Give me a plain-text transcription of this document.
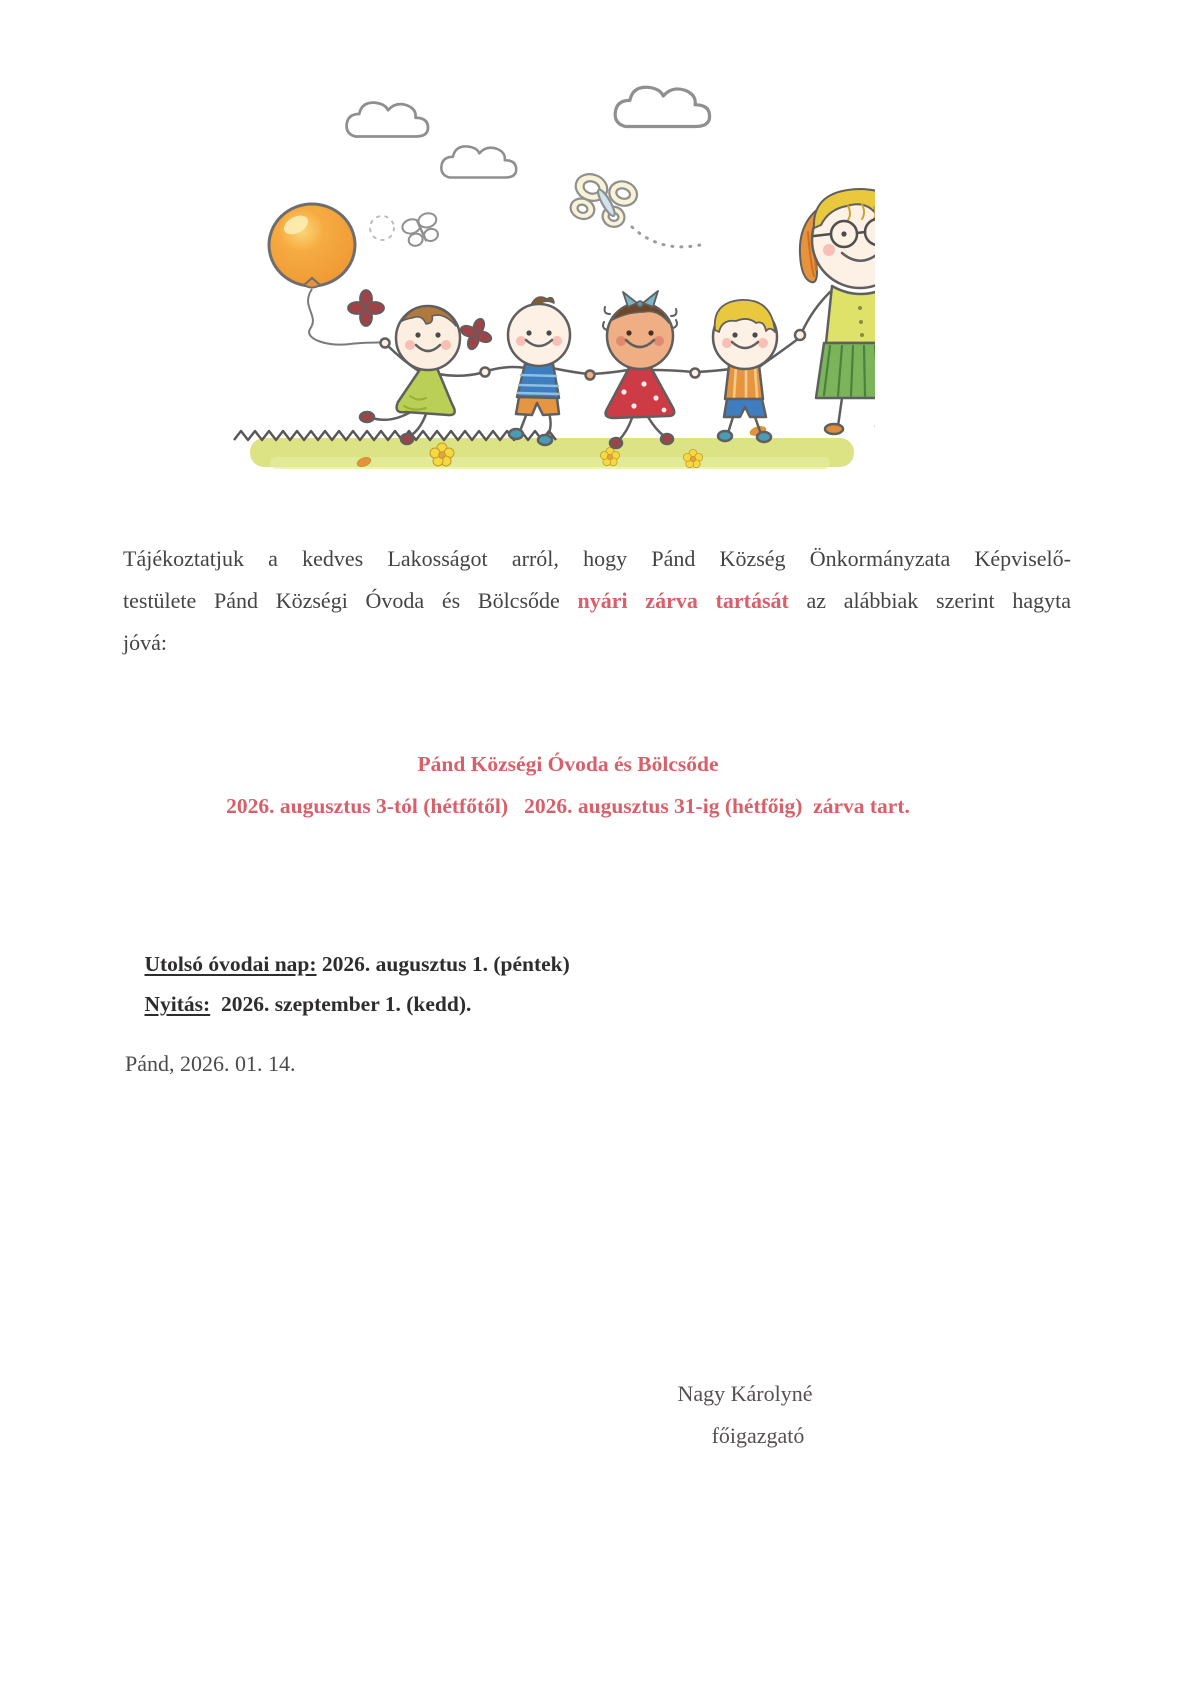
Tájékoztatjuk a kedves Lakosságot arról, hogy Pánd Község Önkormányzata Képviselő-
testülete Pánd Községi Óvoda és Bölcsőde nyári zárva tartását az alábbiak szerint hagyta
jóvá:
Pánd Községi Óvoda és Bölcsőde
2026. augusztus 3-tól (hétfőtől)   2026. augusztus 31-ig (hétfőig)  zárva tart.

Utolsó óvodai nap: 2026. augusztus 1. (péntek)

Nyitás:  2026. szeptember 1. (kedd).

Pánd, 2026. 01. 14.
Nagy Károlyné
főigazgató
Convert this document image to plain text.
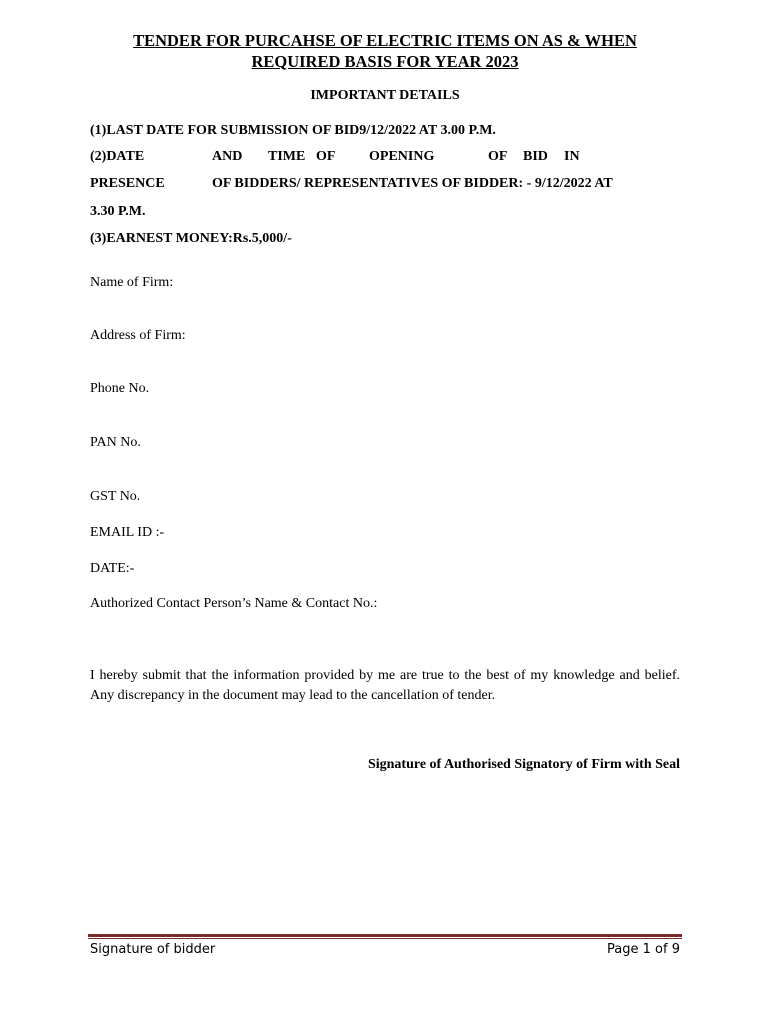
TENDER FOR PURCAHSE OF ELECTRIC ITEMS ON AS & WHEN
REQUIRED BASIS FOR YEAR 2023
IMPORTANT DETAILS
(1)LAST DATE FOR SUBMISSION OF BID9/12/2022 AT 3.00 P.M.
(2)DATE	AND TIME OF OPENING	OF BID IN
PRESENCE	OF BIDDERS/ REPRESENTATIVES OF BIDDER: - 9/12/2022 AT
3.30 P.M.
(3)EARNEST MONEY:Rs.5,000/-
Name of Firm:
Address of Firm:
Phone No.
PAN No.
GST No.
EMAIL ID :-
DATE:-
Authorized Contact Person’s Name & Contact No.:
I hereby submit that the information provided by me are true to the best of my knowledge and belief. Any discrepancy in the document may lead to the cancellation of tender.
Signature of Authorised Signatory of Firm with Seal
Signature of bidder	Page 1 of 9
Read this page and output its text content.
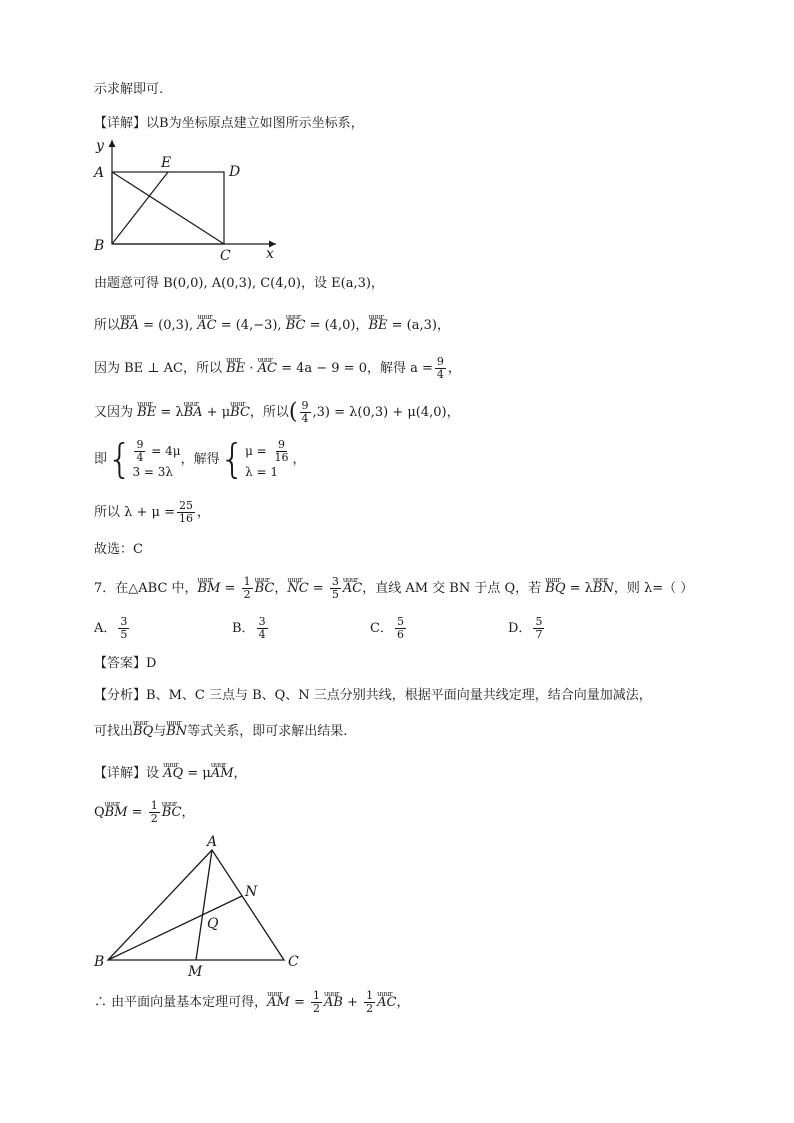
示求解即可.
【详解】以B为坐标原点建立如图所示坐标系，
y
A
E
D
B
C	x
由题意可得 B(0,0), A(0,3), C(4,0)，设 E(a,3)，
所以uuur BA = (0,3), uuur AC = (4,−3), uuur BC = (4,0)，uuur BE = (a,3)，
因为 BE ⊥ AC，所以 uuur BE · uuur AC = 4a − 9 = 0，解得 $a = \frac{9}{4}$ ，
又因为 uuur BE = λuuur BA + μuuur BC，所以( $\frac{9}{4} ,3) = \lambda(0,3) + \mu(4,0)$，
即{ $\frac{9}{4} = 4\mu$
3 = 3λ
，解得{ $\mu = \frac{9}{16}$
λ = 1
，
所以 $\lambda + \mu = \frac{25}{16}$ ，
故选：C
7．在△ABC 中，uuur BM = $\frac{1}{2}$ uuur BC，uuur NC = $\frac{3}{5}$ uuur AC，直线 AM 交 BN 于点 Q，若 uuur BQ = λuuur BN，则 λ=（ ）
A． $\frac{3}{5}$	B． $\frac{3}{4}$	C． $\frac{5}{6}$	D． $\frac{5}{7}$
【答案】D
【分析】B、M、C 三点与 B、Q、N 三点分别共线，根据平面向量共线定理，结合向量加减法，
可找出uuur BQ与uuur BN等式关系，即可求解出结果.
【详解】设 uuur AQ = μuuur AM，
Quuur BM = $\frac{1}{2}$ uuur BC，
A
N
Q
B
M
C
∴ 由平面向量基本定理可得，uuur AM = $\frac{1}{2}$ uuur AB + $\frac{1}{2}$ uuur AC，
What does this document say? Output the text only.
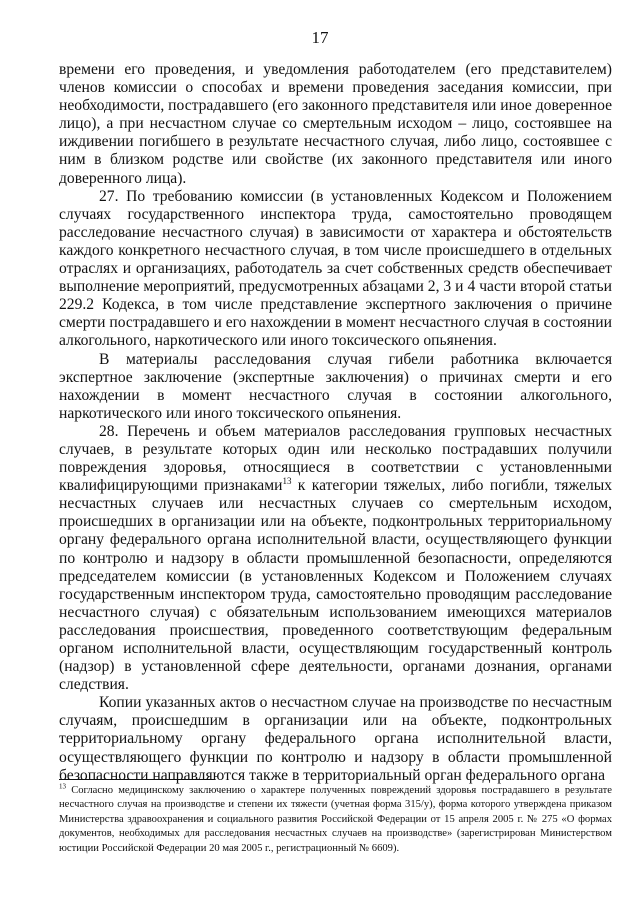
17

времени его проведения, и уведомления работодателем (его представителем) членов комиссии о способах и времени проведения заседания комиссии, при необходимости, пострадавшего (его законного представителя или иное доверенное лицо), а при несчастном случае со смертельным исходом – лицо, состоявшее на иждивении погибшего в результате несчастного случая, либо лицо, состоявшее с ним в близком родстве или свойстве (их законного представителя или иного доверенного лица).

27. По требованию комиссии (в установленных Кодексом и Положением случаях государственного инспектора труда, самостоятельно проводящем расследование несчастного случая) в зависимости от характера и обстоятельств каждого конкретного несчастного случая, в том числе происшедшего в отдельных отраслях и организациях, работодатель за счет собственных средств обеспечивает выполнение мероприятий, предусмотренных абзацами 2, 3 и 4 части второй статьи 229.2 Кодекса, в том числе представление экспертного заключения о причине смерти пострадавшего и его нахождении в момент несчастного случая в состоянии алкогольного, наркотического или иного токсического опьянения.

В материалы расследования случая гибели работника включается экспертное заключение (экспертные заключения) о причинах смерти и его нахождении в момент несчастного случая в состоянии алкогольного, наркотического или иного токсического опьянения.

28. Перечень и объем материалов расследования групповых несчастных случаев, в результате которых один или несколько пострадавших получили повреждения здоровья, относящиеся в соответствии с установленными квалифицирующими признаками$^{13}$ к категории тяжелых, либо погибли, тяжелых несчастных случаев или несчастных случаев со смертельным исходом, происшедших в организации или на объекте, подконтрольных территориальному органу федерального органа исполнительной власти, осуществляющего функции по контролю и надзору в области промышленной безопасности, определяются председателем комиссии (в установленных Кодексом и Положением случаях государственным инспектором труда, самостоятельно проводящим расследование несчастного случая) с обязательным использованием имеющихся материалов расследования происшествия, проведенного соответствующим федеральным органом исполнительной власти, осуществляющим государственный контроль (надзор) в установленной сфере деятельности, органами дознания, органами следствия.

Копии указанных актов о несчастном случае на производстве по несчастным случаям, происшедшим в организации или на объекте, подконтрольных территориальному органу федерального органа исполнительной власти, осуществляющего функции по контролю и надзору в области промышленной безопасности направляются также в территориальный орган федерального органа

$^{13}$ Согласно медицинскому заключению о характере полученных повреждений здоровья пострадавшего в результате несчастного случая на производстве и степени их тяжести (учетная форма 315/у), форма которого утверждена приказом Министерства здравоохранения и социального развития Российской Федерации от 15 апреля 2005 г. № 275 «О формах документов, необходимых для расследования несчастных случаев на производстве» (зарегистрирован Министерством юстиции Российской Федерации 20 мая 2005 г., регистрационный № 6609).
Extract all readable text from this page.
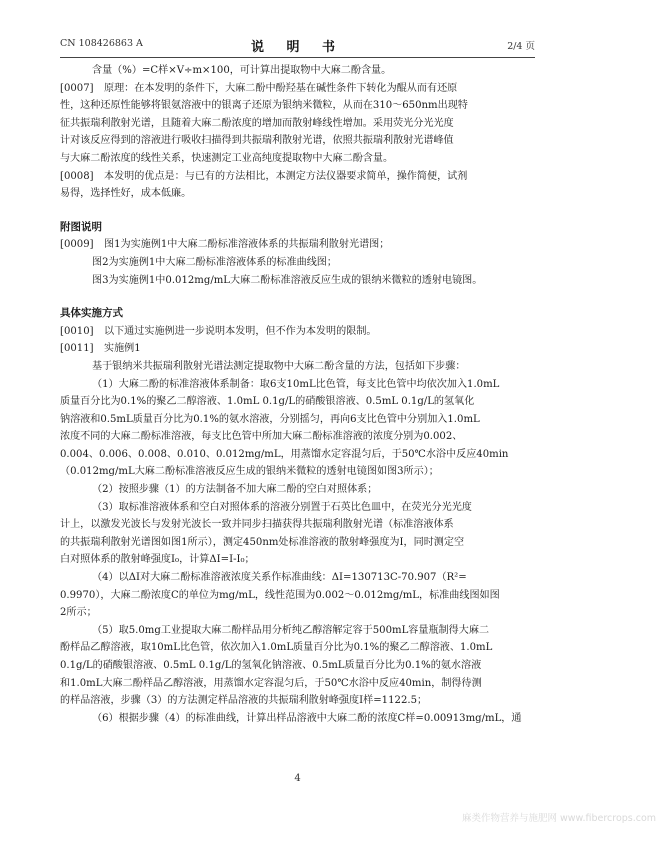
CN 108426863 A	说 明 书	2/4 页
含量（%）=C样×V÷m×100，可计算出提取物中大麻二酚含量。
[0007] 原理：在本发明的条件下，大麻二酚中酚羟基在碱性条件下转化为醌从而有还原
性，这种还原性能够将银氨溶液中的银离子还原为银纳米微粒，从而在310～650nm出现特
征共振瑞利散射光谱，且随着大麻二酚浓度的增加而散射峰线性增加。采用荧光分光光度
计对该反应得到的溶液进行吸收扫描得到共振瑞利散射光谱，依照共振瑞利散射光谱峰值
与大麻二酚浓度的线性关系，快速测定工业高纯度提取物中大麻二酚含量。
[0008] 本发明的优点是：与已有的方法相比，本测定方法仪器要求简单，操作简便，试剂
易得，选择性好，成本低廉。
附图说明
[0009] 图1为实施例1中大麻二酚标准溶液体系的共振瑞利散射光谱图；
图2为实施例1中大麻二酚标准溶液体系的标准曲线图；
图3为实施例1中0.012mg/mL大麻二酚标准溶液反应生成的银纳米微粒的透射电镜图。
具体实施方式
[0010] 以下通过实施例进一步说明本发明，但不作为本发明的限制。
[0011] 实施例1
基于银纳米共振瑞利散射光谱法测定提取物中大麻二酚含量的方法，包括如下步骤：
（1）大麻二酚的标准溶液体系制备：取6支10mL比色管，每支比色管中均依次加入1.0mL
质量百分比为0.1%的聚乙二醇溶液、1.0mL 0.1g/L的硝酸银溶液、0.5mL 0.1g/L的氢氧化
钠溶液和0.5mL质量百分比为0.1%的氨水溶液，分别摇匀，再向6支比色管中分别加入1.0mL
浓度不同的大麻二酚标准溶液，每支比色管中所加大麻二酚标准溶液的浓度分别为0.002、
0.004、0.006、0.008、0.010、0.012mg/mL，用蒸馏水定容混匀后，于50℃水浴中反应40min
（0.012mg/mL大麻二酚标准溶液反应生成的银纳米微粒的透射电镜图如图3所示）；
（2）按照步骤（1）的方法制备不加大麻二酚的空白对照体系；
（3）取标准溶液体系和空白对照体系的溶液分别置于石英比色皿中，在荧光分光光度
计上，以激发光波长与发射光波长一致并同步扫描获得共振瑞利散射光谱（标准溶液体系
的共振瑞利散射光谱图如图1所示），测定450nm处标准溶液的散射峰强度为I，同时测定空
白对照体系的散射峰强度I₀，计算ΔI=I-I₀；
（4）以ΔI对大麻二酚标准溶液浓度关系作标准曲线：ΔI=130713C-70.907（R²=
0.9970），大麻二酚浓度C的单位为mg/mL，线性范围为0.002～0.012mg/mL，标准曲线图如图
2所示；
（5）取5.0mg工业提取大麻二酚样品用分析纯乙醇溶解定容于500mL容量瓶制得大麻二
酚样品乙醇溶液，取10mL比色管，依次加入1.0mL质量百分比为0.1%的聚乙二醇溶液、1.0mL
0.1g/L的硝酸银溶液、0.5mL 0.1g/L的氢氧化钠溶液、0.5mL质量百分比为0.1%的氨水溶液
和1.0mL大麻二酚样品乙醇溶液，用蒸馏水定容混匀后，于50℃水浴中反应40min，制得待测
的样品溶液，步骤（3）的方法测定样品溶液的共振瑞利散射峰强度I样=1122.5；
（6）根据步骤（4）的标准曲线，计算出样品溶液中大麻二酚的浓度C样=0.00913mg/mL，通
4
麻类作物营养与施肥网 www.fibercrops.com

# [What the task asks]
Show every line of the records above that contains the word "области".

# [The solution]
28. Перечень и объем материалов расследования групповых несчастных случаев, в результате которых один или несколько пострадавших получили повреждения здоровья, относящиеся в соответствии с установленными квалифицирующими признаками$^{13}$ к категории тяжелых, либо погибли, тяжелых несчастных случаев или несчастных случаев со смертельным исходом, происшедших в организации или на объекте, подконтрольных территориальному органу федерального органа исполнительной власти, осуществляющего функции по контролю и надзору в области промышленной безопасности, определяются председателем комиссии (в установленных Кодексом и Положением случаях государственным инспектором труда, самостоятельно проводящим расследование несчастного случая) с обязательным использованием имеющихся материалов расследования происшествия, проведенного соответствующим федеральным органом исполнительной власти, осуществляющим государственный контроль (надзор) в установленной сфере деятельности, органами дознания, органами следствия.
Копии указанных актов о несчастном случае на производстве по несчастным случаям, происшедшим в организации или на объекте, подконтрольных территориальному органу федерального органа исполнительной власти, осуществляющего функции по контролю и надзору в области промышленной безопасности направляются также в территориальный орган федерального органа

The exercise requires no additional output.